:: Text

His generals and admirals accepted a commander in chief with what they diplomatically dismissed as a “unique style” — and they welcomed the increase in military spending. His chief diplomats, while embarrassed, saw some utility in trying to force adversaries to the table.

Now, that tolerance has frayed. Mr. Trump’s threat to use the 1807 Insurrection Act to send active-duty troops on American soil against protesters has laid bare the chasm in the national security community that was forming even when he ran for office in 2016.

Back then it was only a limited group of “Never Trumpers” — establishment Republican national security professionals repelled by Mr. Trump’s description of how American power should be wielded around the world — who wrote and spoke of the dangers. He “lacks the character, values and experience” to be president, they wrote, and “would put at risk our country’s national security.”

This week, it was his former defense secretary, a former chairman of the Joint Chiefs of Staff and a range of other retired senior officers who were saying in public what they previously said only in private: that the risk lies in the fact that the president regards the military, which historically has prized its nonpartisan, apolitical role in society, as just another political force to be massed to his advantage.

“There is a thin line between the military’s tolerance for questionable partisan moves over the past three years and the point where these become intolerable for an apolitical military,” said Douglas E. Lute, a retired three-star Army general who coordinated Afghanistan and Pakistan operations on the National Security Council for Presidents George W. Bush and Barack Obama, and later became the American ambassador to NATO. “Relatively minor episodes have accumulated imperceptibly, but we are now at a point of where real damage is being done.”

::::

Can you extract, word for word, the part of the text on Mr. Trump and the military that opens with the words containing "Back then it" and closes with "to his advantage."?

:: Records provided

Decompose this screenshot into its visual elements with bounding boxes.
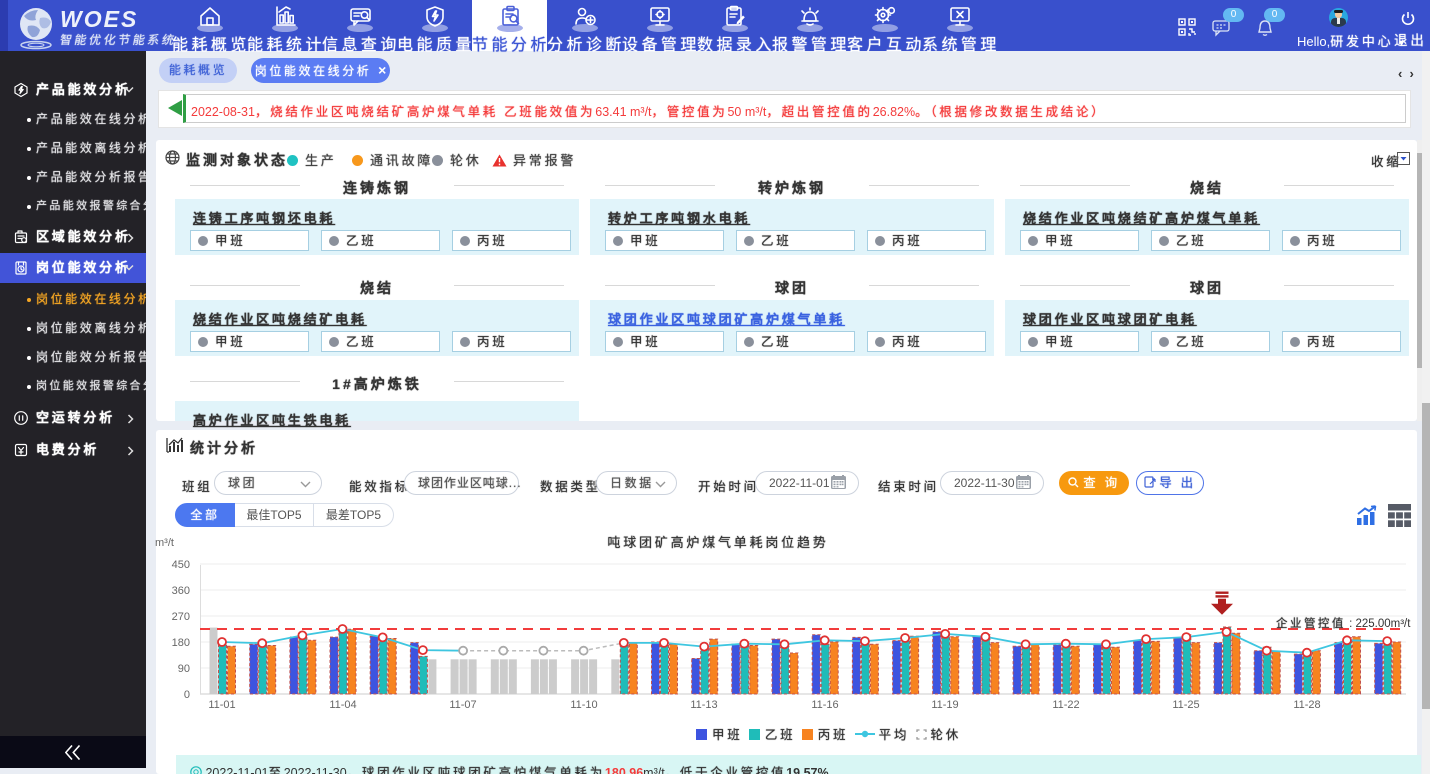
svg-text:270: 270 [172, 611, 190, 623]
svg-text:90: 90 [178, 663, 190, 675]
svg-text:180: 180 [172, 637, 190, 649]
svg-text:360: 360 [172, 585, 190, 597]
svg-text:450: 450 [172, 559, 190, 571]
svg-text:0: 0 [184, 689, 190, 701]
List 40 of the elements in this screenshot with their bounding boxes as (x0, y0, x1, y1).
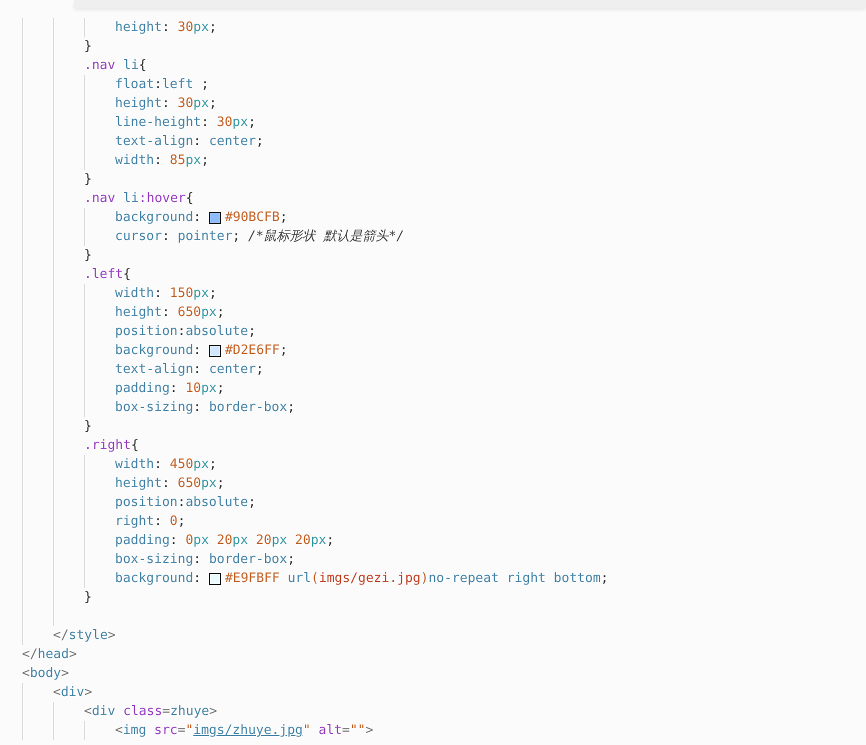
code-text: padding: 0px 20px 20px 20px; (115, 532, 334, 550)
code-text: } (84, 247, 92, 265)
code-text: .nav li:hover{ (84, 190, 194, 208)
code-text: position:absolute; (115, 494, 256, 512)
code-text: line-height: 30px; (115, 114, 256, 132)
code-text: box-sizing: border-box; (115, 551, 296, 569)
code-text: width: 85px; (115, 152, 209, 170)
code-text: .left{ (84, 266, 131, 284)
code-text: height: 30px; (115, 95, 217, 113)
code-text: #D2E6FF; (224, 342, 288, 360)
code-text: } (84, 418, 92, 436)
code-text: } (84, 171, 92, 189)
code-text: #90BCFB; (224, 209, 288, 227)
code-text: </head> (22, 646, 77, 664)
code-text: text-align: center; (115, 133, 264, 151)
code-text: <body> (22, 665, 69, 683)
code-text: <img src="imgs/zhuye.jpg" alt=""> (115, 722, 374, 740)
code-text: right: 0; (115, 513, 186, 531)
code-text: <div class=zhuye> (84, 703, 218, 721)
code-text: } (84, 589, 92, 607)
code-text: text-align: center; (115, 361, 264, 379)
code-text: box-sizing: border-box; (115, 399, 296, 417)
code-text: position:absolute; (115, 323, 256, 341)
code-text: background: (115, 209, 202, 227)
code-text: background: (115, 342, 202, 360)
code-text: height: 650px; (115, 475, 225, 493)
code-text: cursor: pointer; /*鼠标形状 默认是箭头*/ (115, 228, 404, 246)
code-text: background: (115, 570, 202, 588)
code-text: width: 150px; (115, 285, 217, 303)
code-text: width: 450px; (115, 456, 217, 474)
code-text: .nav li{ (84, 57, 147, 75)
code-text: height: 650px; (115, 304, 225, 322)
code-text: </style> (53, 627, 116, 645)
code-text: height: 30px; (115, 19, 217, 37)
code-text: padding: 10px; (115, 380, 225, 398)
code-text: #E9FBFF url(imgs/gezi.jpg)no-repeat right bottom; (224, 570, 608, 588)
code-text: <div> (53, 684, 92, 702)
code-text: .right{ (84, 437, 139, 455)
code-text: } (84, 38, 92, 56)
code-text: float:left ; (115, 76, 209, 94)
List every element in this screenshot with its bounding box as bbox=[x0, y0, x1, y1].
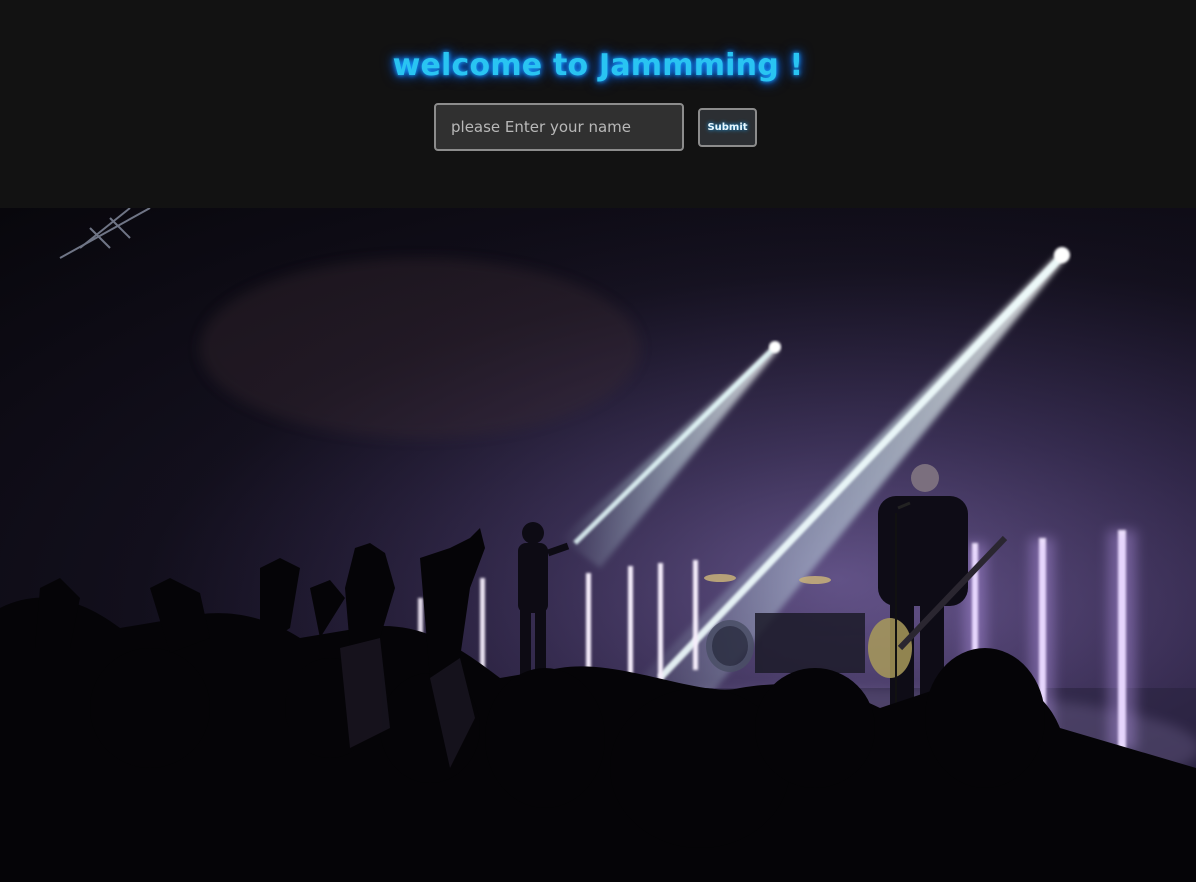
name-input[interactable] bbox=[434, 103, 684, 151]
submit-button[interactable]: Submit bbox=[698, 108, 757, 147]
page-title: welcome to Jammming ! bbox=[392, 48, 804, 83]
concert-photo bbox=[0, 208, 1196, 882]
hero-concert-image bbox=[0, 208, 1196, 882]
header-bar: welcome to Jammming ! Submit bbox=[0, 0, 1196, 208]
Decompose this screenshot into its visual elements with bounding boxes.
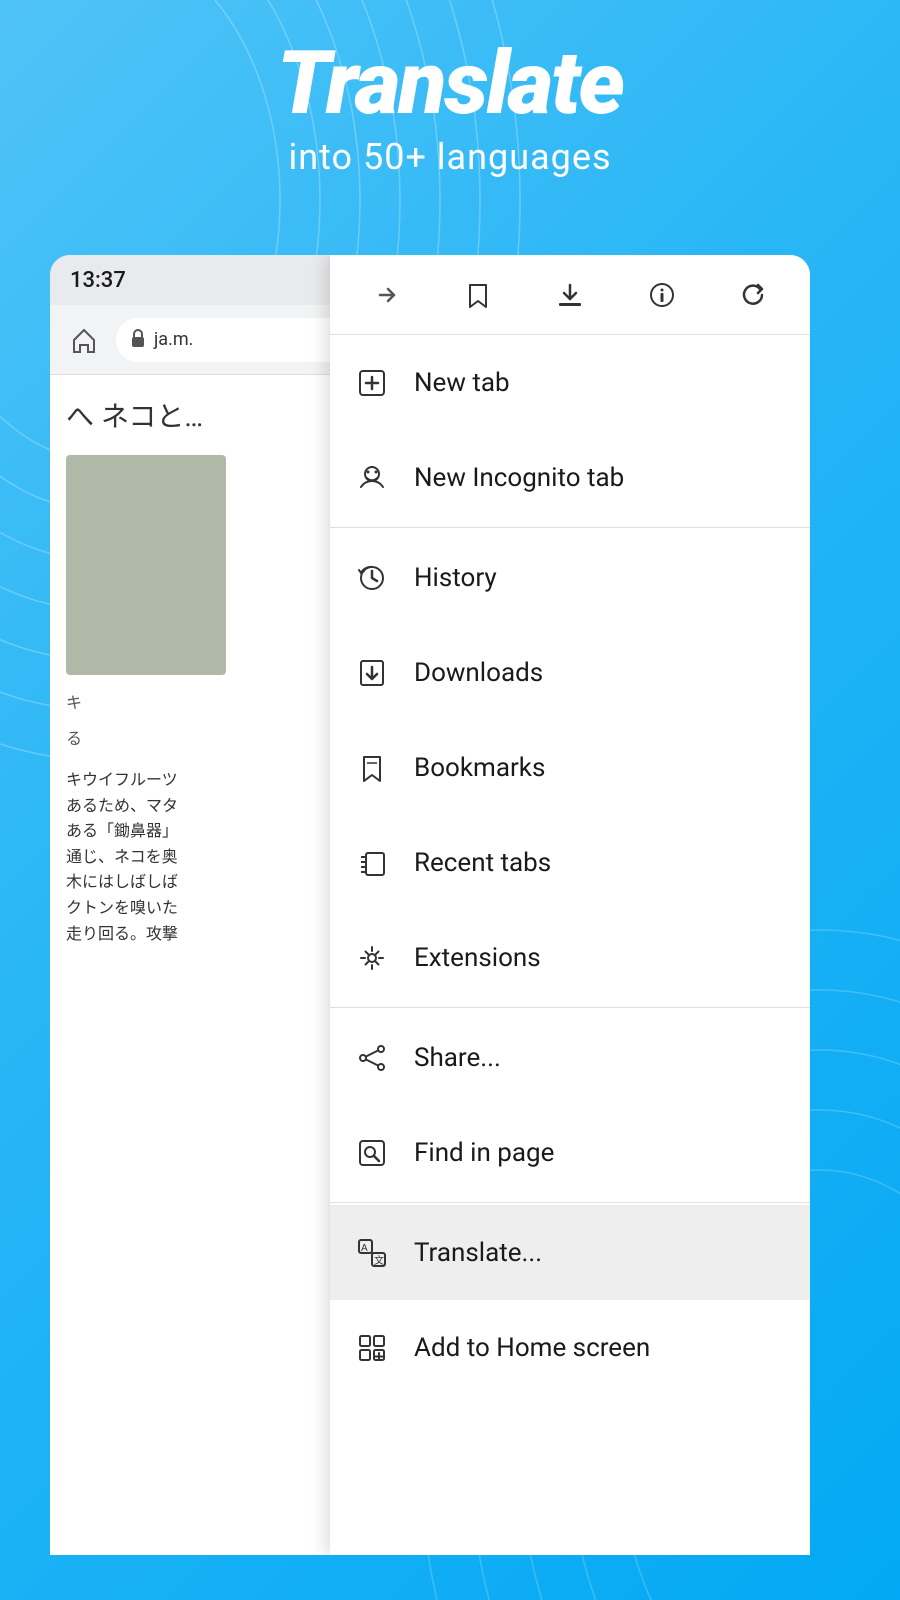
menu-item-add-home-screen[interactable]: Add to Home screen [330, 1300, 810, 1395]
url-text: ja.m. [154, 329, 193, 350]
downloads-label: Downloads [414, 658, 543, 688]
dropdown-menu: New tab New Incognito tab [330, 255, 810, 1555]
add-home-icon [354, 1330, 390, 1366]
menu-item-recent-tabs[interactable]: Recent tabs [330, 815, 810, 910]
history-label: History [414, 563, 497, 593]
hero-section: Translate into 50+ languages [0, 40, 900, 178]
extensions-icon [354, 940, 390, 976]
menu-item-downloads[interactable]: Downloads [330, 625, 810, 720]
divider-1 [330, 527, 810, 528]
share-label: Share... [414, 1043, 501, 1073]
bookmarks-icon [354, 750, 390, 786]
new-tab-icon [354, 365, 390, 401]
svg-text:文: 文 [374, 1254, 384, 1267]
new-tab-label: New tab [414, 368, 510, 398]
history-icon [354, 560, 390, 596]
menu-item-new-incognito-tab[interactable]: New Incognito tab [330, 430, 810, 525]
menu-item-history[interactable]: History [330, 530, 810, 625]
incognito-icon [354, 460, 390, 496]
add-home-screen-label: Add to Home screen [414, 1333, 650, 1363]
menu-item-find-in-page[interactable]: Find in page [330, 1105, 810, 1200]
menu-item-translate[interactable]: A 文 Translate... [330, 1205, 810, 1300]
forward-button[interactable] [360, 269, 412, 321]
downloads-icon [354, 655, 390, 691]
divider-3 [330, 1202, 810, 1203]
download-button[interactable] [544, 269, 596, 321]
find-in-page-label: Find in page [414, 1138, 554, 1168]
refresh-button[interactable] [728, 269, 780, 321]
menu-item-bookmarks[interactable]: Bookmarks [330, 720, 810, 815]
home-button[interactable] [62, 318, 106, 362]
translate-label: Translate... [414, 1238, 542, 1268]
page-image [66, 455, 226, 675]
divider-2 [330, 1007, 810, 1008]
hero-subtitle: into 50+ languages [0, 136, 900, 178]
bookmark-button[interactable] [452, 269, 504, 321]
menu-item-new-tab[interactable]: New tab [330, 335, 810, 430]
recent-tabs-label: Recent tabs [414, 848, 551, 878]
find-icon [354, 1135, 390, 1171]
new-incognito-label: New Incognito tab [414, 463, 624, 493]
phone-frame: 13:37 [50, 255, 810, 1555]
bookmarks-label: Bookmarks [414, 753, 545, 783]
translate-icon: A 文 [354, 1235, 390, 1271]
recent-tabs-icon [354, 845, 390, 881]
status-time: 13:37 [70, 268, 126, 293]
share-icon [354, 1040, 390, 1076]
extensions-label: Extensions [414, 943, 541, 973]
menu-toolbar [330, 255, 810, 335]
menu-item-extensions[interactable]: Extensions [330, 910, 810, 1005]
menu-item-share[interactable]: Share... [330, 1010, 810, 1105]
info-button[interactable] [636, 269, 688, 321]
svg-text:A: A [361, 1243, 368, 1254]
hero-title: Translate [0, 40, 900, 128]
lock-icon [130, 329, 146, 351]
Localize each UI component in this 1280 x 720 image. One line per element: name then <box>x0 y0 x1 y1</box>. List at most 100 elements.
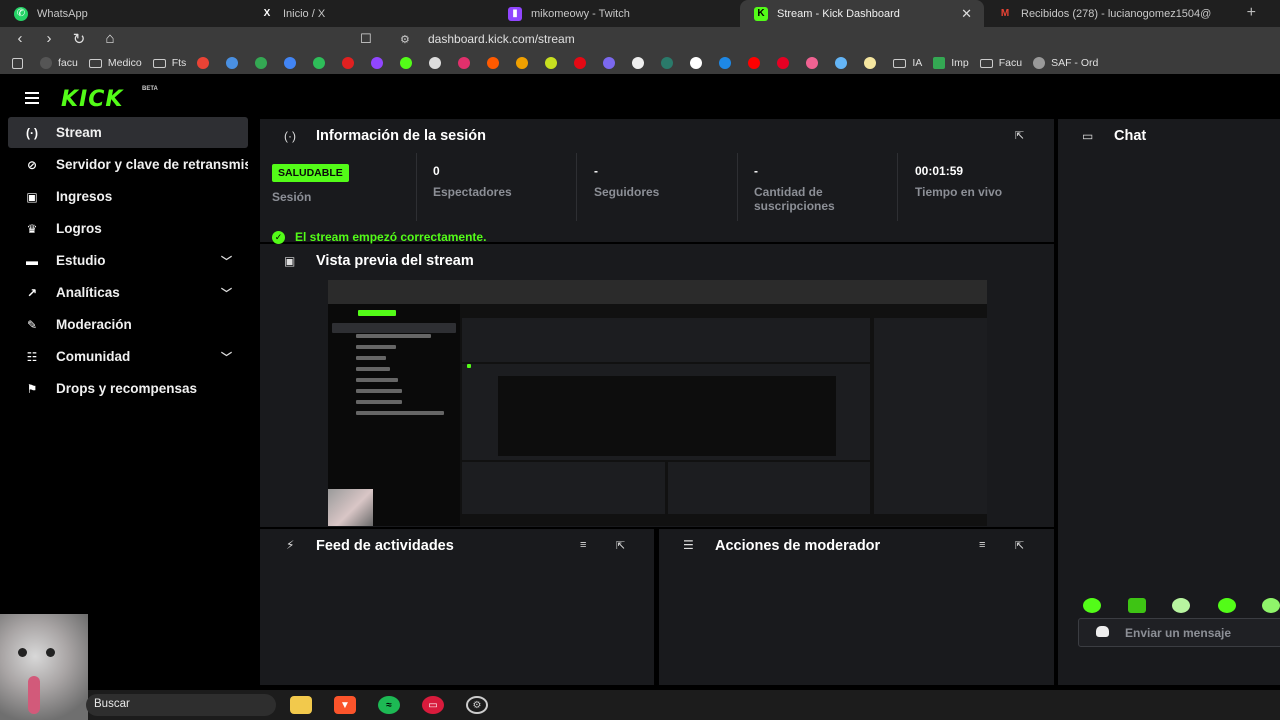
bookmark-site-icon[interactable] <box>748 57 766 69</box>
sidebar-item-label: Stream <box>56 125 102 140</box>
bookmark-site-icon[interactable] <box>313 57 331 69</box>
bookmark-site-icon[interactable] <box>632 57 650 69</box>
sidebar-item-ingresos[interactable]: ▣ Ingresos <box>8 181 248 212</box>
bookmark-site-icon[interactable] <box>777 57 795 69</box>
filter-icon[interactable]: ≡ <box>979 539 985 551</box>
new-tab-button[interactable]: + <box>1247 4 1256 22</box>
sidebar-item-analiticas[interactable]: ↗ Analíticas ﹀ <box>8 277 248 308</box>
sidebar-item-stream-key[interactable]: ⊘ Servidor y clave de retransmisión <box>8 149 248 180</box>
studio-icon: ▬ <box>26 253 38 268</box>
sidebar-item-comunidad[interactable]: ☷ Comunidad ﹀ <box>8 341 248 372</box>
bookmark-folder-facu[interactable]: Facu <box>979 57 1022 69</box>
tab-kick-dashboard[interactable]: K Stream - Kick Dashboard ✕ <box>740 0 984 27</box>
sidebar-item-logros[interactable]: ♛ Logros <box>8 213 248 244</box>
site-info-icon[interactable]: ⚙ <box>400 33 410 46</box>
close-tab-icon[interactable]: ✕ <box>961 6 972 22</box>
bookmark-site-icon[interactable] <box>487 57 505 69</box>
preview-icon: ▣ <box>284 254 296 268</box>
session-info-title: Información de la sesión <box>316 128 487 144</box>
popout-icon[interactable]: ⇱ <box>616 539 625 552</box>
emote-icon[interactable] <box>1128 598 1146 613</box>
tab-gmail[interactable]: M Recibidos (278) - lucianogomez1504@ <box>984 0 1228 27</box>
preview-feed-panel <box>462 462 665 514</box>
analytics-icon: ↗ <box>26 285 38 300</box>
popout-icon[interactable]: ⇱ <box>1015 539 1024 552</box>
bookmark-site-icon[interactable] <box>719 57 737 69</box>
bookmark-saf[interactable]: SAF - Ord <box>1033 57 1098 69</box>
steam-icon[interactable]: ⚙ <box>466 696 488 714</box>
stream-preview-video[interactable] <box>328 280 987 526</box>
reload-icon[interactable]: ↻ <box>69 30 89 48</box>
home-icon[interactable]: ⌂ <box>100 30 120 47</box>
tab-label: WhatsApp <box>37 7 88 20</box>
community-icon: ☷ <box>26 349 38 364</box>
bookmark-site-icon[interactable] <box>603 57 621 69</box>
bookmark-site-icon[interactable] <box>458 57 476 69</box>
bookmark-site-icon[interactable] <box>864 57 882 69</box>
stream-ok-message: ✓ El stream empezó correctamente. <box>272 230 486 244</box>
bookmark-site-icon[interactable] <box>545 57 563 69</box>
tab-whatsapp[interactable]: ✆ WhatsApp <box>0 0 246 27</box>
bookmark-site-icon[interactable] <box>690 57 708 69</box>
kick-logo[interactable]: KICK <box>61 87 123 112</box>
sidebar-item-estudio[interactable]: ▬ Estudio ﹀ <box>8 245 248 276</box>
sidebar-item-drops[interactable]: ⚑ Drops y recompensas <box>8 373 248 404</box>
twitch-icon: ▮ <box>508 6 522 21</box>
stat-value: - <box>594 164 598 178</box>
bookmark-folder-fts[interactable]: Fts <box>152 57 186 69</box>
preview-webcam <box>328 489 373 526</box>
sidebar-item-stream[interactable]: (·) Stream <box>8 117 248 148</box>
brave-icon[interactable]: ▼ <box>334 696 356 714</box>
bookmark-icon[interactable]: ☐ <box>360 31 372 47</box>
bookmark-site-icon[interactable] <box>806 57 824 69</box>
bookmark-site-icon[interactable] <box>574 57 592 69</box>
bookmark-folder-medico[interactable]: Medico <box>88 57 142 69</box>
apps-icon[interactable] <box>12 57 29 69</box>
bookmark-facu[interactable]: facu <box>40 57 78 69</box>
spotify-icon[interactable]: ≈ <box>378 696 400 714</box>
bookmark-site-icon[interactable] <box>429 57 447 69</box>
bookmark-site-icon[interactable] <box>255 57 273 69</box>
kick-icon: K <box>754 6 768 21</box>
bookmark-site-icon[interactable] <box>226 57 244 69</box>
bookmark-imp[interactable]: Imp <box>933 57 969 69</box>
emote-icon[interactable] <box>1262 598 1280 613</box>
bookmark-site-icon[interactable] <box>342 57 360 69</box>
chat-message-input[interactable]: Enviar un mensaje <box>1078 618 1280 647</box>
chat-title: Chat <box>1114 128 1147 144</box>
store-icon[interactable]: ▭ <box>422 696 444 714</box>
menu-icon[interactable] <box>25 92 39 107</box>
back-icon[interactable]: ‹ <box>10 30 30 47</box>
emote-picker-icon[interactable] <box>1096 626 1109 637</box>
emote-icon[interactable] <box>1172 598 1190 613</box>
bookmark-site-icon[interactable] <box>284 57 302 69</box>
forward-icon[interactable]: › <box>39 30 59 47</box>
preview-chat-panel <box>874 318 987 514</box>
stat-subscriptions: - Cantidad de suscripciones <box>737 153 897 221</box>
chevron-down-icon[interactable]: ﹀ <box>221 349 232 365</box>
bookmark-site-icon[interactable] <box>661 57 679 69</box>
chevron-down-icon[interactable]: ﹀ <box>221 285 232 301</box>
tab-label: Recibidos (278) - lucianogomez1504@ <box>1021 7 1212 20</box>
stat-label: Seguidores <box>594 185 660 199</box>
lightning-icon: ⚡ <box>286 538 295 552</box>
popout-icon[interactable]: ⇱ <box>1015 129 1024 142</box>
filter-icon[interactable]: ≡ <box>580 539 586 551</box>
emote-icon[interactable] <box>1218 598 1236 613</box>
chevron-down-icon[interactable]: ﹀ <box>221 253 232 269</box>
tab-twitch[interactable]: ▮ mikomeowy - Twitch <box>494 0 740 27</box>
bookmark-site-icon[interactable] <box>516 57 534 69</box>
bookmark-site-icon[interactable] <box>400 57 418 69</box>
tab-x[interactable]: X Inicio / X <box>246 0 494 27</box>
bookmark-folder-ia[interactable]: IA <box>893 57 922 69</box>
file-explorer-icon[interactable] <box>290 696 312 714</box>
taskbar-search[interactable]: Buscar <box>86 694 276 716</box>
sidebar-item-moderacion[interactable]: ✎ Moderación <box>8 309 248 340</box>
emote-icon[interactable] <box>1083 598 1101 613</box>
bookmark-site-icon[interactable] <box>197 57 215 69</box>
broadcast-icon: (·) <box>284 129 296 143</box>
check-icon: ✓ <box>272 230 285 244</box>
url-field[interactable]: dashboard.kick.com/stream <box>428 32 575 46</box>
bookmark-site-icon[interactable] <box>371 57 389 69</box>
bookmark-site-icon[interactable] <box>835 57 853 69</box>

::::

> [Task solution]
Back then it was only a limited group of “Never Trumpers” — establishment Republican national security professionals repelled by Mr. Trump’s description of how American power should be wielded around the world — who wrote and spoke of the dangers. He “lacks the character, values and experience” to be president, they wrote, and “would put at risk our country’s national security.”

This week, it was his former defense secretary, a former chairman of the Joint Chiefs of Staff and a range of other retired senior officers who were saying in public what they previously said only in private: that the risk lies in the fact that the president regards the military, which historically has prized its nonpartisan, apolitical role in society, as just another political force to be massed to his advantage.